• [Input]:
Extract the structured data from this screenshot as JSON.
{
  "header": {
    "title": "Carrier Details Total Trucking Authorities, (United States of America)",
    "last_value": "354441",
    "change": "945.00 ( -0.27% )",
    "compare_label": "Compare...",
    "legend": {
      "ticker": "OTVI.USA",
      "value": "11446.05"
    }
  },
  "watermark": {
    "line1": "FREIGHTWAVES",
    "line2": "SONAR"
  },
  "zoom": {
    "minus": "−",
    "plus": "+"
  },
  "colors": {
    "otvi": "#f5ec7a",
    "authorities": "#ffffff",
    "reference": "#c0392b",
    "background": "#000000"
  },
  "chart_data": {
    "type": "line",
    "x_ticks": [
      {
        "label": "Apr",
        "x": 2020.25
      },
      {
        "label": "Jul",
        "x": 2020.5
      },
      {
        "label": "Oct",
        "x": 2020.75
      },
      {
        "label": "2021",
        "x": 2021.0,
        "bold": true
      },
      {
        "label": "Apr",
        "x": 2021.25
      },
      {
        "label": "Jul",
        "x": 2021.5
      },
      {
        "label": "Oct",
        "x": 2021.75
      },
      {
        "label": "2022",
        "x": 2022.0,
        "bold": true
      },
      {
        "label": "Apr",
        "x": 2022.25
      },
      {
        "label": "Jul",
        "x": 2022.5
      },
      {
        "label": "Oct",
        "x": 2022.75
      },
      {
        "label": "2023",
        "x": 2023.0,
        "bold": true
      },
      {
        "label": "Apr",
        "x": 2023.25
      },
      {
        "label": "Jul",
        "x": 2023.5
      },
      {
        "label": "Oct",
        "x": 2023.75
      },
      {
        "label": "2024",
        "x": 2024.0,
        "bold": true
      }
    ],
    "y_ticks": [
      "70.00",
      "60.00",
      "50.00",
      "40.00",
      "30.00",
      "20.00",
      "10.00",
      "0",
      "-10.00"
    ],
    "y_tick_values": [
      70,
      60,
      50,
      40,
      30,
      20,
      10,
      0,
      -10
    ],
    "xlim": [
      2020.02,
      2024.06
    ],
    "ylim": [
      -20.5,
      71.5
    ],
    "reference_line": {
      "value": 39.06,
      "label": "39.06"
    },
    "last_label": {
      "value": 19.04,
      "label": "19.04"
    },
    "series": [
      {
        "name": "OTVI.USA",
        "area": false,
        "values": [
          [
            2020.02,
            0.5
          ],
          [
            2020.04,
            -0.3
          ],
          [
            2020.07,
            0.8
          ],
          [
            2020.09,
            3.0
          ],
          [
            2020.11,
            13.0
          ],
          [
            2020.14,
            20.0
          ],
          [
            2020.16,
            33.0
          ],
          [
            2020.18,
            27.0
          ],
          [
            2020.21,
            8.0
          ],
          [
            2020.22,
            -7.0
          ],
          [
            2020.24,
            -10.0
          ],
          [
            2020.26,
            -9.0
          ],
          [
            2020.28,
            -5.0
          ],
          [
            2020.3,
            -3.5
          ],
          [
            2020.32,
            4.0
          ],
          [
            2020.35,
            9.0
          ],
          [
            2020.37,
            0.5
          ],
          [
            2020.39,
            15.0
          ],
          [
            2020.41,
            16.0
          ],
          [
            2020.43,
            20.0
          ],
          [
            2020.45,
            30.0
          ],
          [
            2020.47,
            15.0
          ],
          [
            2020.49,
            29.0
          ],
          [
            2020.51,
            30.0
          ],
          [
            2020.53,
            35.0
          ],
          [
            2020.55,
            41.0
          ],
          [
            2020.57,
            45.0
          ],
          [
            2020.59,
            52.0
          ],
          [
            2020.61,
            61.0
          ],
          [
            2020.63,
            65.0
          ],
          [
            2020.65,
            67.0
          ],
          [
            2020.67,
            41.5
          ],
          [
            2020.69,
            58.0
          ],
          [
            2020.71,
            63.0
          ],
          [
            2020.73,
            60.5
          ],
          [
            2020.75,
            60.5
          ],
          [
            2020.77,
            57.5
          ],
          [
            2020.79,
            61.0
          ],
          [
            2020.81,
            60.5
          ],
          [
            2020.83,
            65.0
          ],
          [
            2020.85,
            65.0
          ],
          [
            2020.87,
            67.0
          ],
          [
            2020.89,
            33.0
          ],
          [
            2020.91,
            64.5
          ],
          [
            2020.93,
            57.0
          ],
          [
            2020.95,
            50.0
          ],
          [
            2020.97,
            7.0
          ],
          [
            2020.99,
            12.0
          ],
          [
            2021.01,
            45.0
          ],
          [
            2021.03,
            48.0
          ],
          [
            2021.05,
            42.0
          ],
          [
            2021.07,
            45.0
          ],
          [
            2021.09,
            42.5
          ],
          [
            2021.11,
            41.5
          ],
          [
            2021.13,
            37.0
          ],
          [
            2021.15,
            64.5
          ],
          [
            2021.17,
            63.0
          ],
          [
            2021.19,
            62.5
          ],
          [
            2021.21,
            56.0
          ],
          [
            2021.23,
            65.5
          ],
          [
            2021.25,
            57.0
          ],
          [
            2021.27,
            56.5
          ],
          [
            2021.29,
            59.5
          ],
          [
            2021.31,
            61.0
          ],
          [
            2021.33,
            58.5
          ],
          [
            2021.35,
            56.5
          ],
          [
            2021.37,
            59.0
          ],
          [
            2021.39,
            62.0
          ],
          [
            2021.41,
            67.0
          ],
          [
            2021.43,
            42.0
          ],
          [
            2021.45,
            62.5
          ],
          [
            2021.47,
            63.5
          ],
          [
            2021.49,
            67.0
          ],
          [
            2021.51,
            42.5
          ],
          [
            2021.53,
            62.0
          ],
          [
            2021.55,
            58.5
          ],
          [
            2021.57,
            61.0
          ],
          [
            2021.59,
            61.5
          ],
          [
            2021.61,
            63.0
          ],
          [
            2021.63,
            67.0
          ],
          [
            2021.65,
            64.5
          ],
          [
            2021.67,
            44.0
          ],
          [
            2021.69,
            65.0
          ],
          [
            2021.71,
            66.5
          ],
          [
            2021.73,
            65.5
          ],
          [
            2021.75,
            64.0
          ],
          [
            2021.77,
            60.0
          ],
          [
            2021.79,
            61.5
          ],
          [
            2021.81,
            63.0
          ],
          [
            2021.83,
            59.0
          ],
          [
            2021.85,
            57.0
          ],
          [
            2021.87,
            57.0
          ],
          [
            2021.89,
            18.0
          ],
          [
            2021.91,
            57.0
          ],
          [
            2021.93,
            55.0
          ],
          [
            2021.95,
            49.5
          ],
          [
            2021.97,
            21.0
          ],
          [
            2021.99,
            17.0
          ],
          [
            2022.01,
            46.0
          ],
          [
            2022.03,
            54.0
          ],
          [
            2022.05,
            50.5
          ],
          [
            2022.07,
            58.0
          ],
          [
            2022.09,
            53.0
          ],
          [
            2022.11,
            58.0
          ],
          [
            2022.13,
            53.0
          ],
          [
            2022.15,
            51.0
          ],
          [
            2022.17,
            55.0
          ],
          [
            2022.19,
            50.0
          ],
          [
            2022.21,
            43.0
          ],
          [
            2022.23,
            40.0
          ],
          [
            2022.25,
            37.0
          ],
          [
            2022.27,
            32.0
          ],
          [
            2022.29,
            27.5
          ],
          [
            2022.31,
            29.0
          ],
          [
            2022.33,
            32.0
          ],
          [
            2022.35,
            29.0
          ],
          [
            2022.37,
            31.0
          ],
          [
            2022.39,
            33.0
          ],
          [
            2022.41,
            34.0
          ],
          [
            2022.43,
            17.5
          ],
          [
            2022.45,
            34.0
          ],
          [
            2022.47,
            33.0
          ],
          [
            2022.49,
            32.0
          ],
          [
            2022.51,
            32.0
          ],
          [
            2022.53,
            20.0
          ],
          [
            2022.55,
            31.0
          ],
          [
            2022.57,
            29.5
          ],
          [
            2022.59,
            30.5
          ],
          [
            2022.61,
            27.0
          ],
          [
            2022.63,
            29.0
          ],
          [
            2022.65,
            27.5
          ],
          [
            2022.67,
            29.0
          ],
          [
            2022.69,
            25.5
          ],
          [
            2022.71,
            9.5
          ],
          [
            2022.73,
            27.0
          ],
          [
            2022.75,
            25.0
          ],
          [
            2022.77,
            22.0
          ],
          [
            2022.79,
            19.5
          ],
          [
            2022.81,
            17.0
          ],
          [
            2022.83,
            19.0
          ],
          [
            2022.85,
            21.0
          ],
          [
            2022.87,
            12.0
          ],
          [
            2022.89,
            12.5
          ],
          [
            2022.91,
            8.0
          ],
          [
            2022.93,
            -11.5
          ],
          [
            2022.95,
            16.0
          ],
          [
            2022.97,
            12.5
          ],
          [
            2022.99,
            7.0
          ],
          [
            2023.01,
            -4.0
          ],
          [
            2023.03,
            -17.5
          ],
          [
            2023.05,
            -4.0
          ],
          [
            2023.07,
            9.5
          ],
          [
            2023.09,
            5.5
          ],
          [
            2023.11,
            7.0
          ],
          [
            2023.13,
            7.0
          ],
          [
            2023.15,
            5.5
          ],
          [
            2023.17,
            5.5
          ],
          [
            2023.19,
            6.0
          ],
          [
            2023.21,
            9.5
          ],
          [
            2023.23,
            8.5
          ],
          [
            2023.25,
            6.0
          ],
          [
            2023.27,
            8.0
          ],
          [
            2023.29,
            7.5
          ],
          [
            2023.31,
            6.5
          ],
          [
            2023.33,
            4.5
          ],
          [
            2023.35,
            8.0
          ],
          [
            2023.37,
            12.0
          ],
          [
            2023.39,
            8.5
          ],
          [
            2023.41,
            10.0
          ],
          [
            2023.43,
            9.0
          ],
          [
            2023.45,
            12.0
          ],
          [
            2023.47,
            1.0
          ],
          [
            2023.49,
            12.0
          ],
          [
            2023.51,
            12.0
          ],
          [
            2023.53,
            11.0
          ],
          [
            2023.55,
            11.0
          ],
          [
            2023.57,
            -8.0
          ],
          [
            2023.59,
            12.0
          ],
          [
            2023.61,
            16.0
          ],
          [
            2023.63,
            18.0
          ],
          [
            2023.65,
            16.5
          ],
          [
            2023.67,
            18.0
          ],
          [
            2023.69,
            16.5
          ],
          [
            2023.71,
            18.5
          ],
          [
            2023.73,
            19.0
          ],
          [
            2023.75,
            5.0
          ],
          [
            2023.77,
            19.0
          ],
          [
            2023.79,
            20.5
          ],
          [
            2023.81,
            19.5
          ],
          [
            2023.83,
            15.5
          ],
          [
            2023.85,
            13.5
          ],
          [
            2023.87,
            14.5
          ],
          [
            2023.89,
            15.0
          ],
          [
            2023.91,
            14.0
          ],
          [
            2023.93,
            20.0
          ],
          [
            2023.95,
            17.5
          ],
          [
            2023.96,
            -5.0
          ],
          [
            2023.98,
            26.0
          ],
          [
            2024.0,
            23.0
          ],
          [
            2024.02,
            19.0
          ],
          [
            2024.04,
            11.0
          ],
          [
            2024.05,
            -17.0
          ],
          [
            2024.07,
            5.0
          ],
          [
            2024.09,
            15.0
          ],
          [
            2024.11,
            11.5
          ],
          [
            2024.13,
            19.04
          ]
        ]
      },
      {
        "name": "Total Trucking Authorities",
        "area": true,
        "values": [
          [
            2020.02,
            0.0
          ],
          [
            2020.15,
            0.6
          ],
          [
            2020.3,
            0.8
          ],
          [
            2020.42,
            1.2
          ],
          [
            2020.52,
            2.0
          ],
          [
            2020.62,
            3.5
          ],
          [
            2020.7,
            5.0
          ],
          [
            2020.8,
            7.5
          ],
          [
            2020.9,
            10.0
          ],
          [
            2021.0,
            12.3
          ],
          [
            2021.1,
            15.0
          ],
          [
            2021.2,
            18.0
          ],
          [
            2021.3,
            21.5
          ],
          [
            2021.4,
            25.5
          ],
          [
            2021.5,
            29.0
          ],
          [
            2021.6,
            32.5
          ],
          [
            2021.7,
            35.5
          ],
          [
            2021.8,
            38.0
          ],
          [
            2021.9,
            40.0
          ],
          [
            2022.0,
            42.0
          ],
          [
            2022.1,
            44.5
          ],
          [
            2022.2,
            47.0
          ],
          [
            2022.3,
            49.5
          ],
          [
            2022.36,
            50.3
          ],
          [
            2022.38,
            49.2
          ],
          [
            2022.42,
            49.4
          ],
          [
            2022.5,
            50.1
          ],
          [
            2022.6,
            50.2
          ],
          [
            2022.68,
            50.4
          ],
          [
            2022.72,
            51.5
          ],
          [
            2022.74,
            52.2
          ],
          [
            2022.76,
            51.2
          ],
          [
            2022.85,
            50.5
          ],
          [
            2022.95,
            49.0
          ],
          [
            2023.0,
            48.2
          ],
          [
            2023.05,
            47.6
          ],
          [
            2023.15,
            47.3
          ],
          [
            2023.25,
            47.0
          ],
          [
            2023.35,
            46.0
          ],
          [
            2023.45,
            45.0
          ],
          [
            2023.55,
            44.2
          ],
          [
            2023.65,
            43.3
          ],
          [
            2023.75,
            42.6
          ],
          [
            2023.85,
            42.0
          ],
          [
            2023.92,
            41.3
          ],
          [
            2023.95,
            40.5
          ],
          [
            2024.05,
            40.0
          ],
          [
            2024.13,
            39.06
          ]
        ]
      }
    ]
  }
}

• [Exercise goal]: Note how many lines in the listing above hold the string "name", then give only that figure.

• [Task answer]: 2